Stated exercise — Repeat all the material exactly; pictures stay out of your copy.

═════ Entries shown

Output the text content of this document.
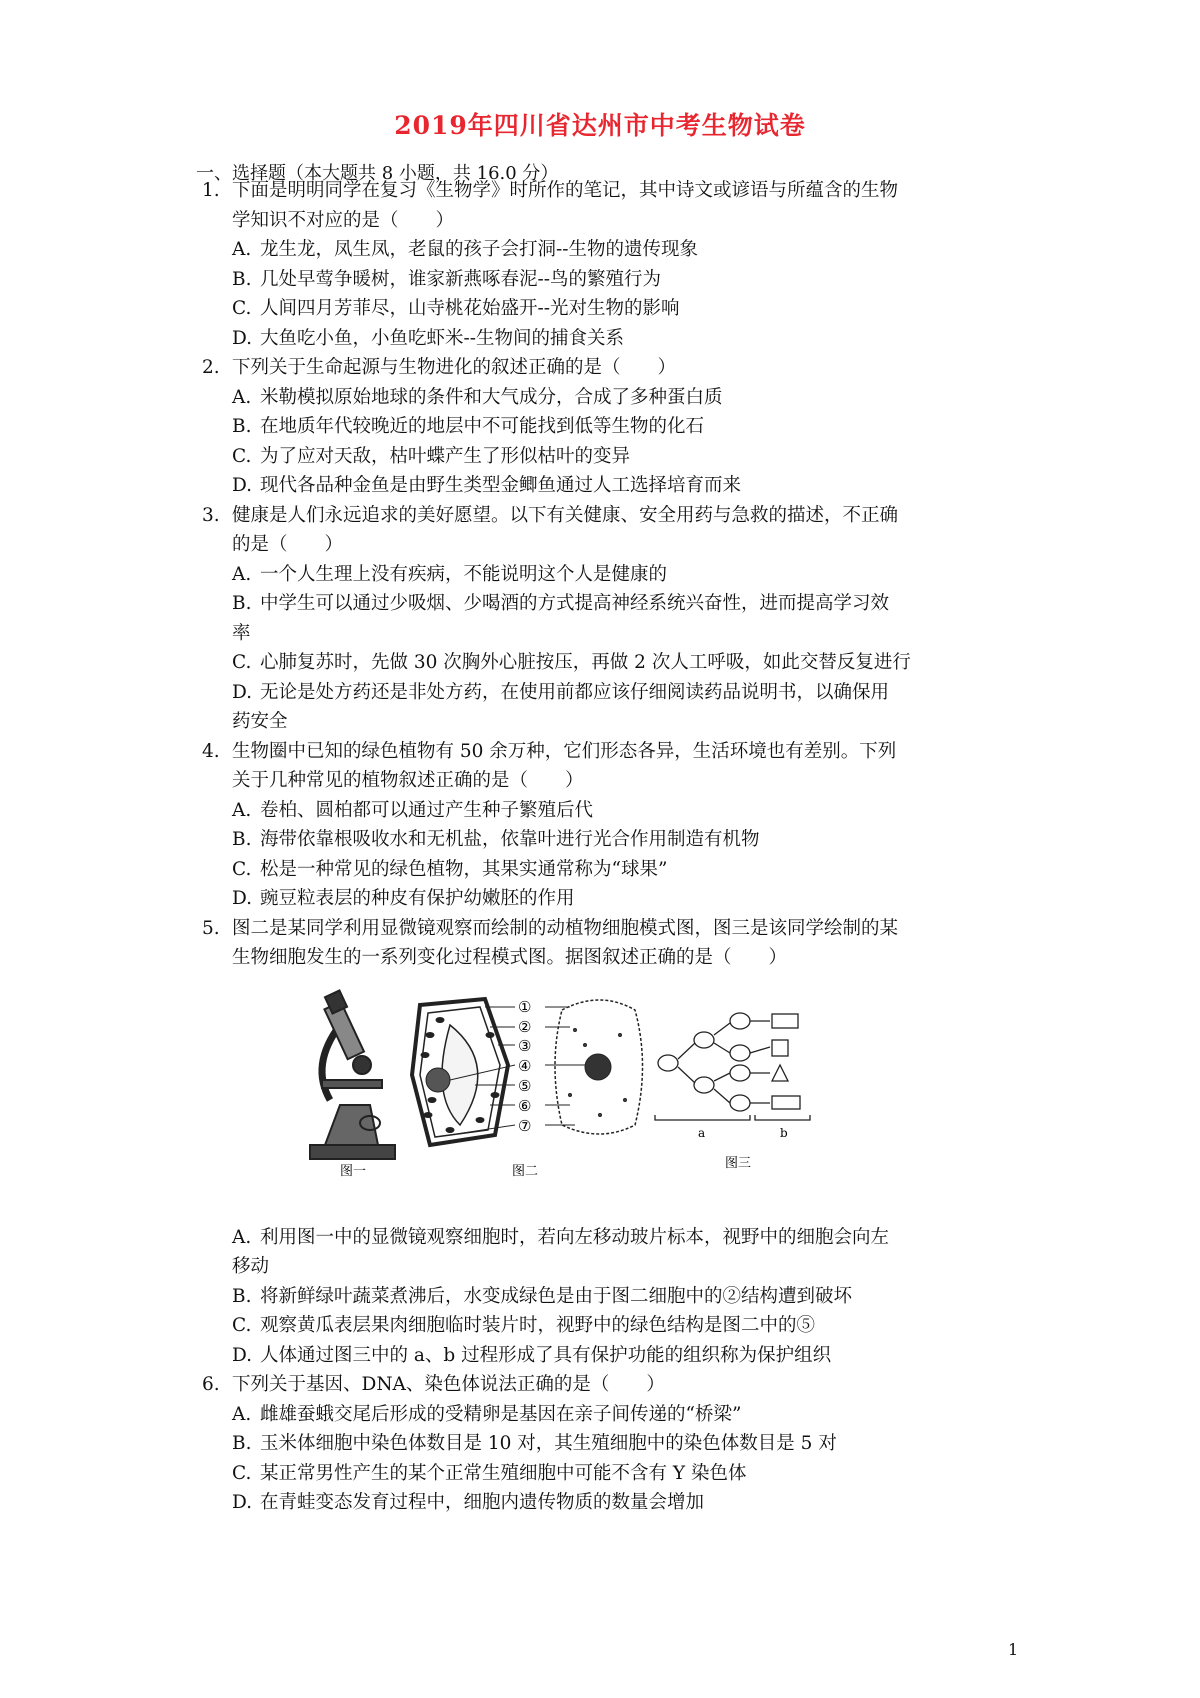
2019年四川省达州市中考生物试卷
一、选择题（本大题共 8 小题，共 16.0 分）
1. 下面是明明同学在复习《生物学》时所作的笔记，其中诗文或谚语与所蕴含的生物
学知识不对应的是（　　）
A. 龙生龙，凤生凤，老鼠的孩子会打洞--生物的遗传现象
B. 几处早莺争暖树，谁家新燕啄春泥--鸟的繁殖行为
C. 人间四月芳菲尽，山寺桃花始盛开--光对生物的影响
D. 大鱼吃小鱼，小鱼吃虾米--生物间的捕食关系
2. 下列关于生命起源与生物进化的叙述正确的是（　　）
A. 米勒模拟原始地球的条件和大气成分，合成了多种蛋白质
B. 在地质年代较晚近的地层中不可能找到低等生物的化石
C. 为了应对天敌，枯叶蝶产生了形似枯叶的变异
D. 现代各品种金鱼是由野生类型金鲫鱼通过人工选择培育而来
3. 健康是人们永远追求的美好愿望。以下有关健康、安全用药与急救的描述，不正确
的是（　　）
A. 一个人生理上没有疾病，不能说明这个人是健康的
B. 中学生可以通过少吸烟、少喝酒的方式提高神经系统兴奋性，进而提高学习效
率
C. 心肺复苏时，先做 30 次胸外心脏按压，再做 2 次人工呼吸，如此交替反复进行
D. 无论是处方药还是非处方药，在使用前都应该仔细阅读药品说明书，以确保用
药安全
4. 生物圈中已知的绿色植物有 50 余万种，它们形态各异，生活环境也有差别。下列
关于几种常见的植物叙述正确的是（　　）
A. 卷柏、圆柏都可以通过产生种子繁殖后代
B. 海带依靠根吸收水和无机盐，依靠叶进行光合作用制造有机物
C. 松是一种常见的绿色植物，其果实通常称为“球果”
D. 豌豆粒表层的种皮有保护幼嫩胚的作用
5. 图二是某同学利用显微镜观察而绘制的动植物细胞模式图，图三是该同学绘制的某
生物细胞发生的一系列变化过程模式图。据图叙述正确的是（　　）
A. 利用图一中的显微镜观察细胞时，若向左移动玻片标本，视野中的细胞会向左
移动
B. 将新鲜绿叶蔬菜煮沸后，水变成绿色是由于图二细胞中的②结构遭到破坏
C. 观察黄瓜表层果肉细胞临时装片时，视野中的绿色结构是图二中的⑤
D. 人体通过图三中的 a、b 过程形成了具有保护功能的组织称为保护组织
6. 下列关于基因、DNA、染色体说法正确的是（　　）
A. 雌雄蚕蛾交尾后形成的受精卵是基因在亲子间传递的“桥梁”
B. 玉米体细胞中染色体数目是 10 对，其生殖细胞中的染色体数目是 5 对
C. 某正常男性产生的某个正常生殖细胞中可能不含有 Y 染色体
D. 在青蛙变态发育过程中，细胞内遗传物质的数量会增加
图一
①
②
③
④
⑤
⑥
⑦
图二
a	b
图三
1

══════════

Final result —
Output the text content of this document.
2019年四川省达州市中考生物试卷
一、选择题（本大题共 8 小题，共 16.0 分）
1. 下面是明明同学在复习《生物学》时所作的笔记，其中诗文或谚语与所蕴含的生物
学知识不对应的是（　　）
A. 龙生龙，凤生凤，老鼠的孩子会打洞--生物的遗传现象
B. 几处早莺争暖树，谁家新燕啄春泥--鸟的繁殖行为
C. 人间四月芳菲尽，山寺桃花始盛开--光对生物的影响
D. 大鱼吃小鱼，小鱼吃虾米--生物间的捕食关系
2. 下列关于生命起源与生物进化的叙述正确的是（　　）
A. 米勒模拟原始地球的条件和大气成分，合成了多种蛋白质
B. 在地质年代较晚近的地层中不可能找到低等生物的化石
C. 为了应对天敌，枯叶蝶产生了形似枯叶的变异
D. 现代各品种金鱼是由野生类型金鲫鱼通过人工选择培育而来
3. 健康是人们永远追求的美好愿望。以下有关健康、安全用药与急救的描述，不正确
的是（　　）
A. 一个人生理上没有疾病，不能说明这个人是健康的
B. 中学生可以通过少吸烟、少喝酒的方式提高神经系统兴奋性，进而提高学习效
率
C. 心肺复苏时，先做 30 次胸外心脏按压，再做 2 次人工呼吸，如此交替反复进行
D. 无论是处方药还是非处方药，在使用前都应该仔细阅读药品说明书，以确保用
药安全
4. 生物圈中已知的绿色植物有 50 余万种，它们形态各异，生活环境也有差别。下列
关于几种常见的植物叙述正确的是（　　）
A. 卷柏、圆柏都可以通过产生种子繁殖后代
B. 海带依靠根吸收水和无机盐，依靠叶进行光合作用制造有机物
C. 松是一种常见的绿色植物，其果实通常称为“球果”
D. 豌豆粒表层的种皮有保护幼嫩胚的作用
5. 图二是某同学利用显微镜观察而绘制的动植物细胞模式图，图三是该同学绘制的某
生物细胞发生的一系列变化过程模式图。据图叙述正确的是（　　）
A. 利用图一中的显微镜观察细胞时，若向左移动玻片标本，视野中的细胞会向左
移动
B. 将新鲜绿叶蔬菜煮沸后，水变成绿色是由于图二细胞中的②结构遭到破坏
C. 观察黄瓜表层果肉细胞临时装片时，视野中的绿色结构是图二中的⑤
D. 人体通过图三中的 a、b 过程形成了具有保护功能的组织称为保护组织
6. 下列关于基因、DNA、染色体说法正确的是（　　）
A. 雌雄蚕蛾交尾后形成的受精卵是基因在亲子间传递的“桥梁”
B. 玉米体细胞中染色体数目是 10 对，其生殖细胞中的染色体数目是 5 对
C. 某正常男性产生的某个正常生殖细胞中可能不含有 Y 染色体
D. 在青蛙变态发育过程中，细胞内遗传物质的数量会增加
图一
①
②
③
④
⑤
⑥
⑦
图二
a	b
图三
1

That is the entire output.